• [Required task]: Your task is to copy every line of this material exactly.

• [Entries shown]:
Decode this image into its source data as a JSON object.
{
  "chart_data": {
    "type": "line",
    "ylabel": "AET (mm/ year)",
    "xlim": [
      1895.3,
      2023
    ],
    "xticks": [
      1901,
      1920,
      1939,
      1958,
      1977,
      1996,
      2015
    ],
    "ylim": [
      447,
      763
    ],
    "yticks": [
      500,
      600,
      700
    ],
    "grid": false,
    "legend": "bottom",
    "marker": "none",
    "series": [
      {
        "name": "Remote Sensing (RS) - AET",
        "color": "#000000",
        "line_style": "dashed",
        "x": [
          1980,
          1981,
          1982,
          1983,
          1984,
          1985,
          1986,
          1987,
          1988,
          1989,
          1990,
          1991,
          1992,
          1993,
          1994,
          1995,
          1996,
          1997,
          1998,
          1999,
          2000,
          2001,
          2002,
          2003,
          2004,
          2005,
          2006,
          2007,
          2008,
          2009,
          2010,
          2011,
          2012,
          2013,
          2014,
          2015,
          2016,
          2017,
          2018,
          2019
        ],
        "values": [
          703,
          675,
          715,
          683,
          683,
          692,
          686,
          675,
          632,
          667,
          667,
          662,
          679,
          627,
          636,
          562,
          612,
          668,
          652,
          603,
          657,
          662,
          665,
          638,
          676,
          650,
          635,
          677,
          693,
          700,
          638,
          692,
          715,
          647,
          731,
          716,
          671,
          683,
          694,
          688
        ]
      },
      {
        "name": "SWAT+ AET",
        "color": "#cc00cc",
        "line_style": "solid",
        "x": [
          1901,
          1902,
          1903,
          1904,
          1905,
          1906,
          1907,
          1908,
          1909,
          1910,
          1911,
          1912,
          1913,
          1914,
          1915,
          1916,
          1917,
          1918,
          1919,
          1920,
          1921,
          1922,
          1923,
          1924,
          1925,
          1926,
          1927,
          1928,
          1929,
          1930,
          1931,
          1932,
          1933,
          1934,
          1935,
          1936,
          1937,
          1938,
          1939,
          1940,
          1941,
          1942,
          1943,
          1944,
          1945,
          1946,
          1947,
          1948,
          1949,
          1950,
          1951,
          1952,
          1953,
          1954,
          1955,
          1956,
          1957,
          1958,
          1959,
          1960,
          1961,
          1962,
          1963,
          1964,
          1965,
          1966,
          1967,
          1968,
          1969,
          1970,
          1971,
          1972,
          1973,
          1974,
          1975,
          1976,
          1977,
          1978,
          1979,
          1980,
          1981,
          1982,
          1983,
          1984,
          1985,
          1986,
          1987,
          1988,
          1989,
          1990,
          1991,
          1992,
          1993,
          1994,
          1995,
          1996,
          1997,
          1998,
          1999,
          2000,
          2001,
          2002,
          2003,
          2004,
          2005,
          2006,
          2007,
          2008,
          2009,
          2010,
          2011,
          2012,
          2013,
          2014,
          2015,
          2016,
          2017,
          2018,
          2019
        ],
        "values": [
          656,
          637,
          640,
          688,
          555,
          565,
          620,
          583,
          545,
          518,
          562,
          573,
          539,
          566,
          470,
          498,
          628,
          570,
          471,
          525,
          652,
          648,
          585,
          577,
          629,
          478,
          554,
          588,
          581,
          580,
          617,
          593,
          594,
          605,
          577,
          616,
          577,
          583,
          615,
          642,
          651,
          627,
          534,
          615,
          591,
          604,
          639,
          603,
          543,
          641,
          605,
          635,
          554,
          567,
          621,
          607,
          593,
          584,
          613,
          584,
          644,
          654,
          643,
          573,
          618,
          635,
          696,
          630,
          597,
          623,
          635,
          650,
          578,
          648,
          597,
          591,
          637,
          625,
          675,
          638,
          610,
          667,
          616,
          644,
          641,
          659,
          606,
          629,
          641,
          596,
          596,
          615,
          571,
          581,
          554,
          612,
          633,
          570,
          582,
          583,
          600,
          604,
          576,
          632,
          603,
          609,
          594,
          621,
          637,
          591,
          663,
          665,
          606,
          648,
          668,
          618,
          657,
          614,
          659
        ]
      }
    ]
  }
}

• [Solution]:
Decode this image into its source data as a JSON object.
{
  "chart_data": {
    "type": "line",
    "ylabel": "AET (mm/ year)",
    "xlim": [
      1895.3,
      2023
    ],
    "xticks": [
      1901,
      1920,
      1939,
      1958,
      1977,
      1996,
      2015
    ],
    "ylim": [
      447,
      763
    ],
    "yticks": [
      500,
      600,
      700
    ],
    "grid": false,
    "legend": "bottom",
    "marker": "none",
    "series": [
      {
        "name": "Remote Sensing (RS) - AET",
        "color": "#000000",
        "line_style": "dashed",
        "x": [
          1980,
          1981,
          1982,
          1983,
          1984,
          1985,
          1986,
          1987,
          1988,
          1989,
          1990,
          1991,
          1992,
          1993,
          1994,
          1995,
          1996,
          1997,
          1998,
          1999,
          2000,
          2001,
          2002,
          2003,
          2004,
          2005,
          2006,
          2007,
          2008,
          2009,
          2010,
          2011,
          2012,
          2013,
          2014,
          2015,
          2016,
          2017,
          2018,
          2019
        ],
        "values": [
          703,
          675,
          715,
          683,
          683,
          692,
          686,
          675,
          632,
          667,
          667,
          662,
          679,
          627,
          636,
          562,
          612,
          668,
          652,
          603,
          657,
          662,
          665,
          638,
          676,
          650,
          635,
          677,
          693,
          700,
          638,
          692,
          715,
          647,
          731,
          716,
          671,
          683,
          694,
          688
        ]
      },
      {
        "name": "SWAT+ AET",
        "color": "#cc00cc",
        "line_style": "solid",
        "x": [
          1901,
          1902,
          1903,
          1904,
          1905,
          1906,
          1907,
          1908,
          1909,
          1910,
          1911,
          1912,
          1913,
          1914,
          1915,
          1916,
          1917,
          1918,
          1919,
          1920,
          1921,
          1922,
          1923,
          1924,
          1925,
          1926,
          1927,
          1928,
          1929,
          1930,
          1931,
          1932,
          1933,
          1934,
          1935,
          1936,
          1937,
          1938,
          1939,
          1940,
          1941,
          1942,
          1943,
          1944,
          1945,
          1946,
          1947,
          1948,
          1949,
          1950,
          1951,
          1952,
          1953,
          1954,
          1955,
          1956,
          1957,
          1958,
          1959,
          1960,
          1961,
          1962,
          1963,
          1964,
          1965,
          1966,
          1967,
          1968,
          1969,
          1970,
          1971,
          1972,
          1973,
          1974,
          1975,
          1976,
          1977,
          1978,
          1979,
          1980,
          1981,
          1982,
          1983,
          1984,
          1985,
          1986,
          1987,
          1988,
          1989,
          1990,
          1991,
          1992,
          1993,
          1994,
          1995,
          1996,
          1997,
          1998,
          1999,
          2000,
          2001,
          2002,
          2003,
          2004,
          2005,
          2006,
          2007,
          2008,
          2009,
          2010,
          2011,
          2012,
          2013,
          2014,
          2015,
          2016,
          2017,
          2018,
          2019
        ],
        "values": [
          656,
          637,
          640,
          688,
          555,
          565,
          620,
          583,
          545,
          518,
          562,
          573,
          539,
          566,
          470,
          498,
          628,
          570,
          471,
          525,
          652,
          648,
          585,
          577,
          629,
          478,
          554,
          588,
          581,
          580,
          617,
          593,
          594,
          605,
          577,
          616,
          577,
          583,
          615,
          642,
          651,
          627,
          534,
          615,
          591,
          604,
          639,
          603,
          543,
          641,
          605,
          635,
          554,
          567,
          621,
          607,
          593,
          584,
          613,
          584,
          644,
          654,
          643,
          573,
          618,
          635,
          696,
          630,
          597,
          623,
          635,
          650,
          578,
          648,
          597,
          591,
          637,
          625,
          675,
          638,
          610,
          667,
          616,
          644,
          641,
          659,
          606,
          629,
          641,
          596,
          596,
          615,
          571,
          581,
          554,
          612,
          633,
          570,
          582,
          583,
          600,
          604,
          576,
          632,
          603,
          609,
          594,
          621,
          637,
          591,
          663,
          665,
          606,
          648,
          668,
          618,
          657,
          614,
          659
        ]
      }
    ]
  }
}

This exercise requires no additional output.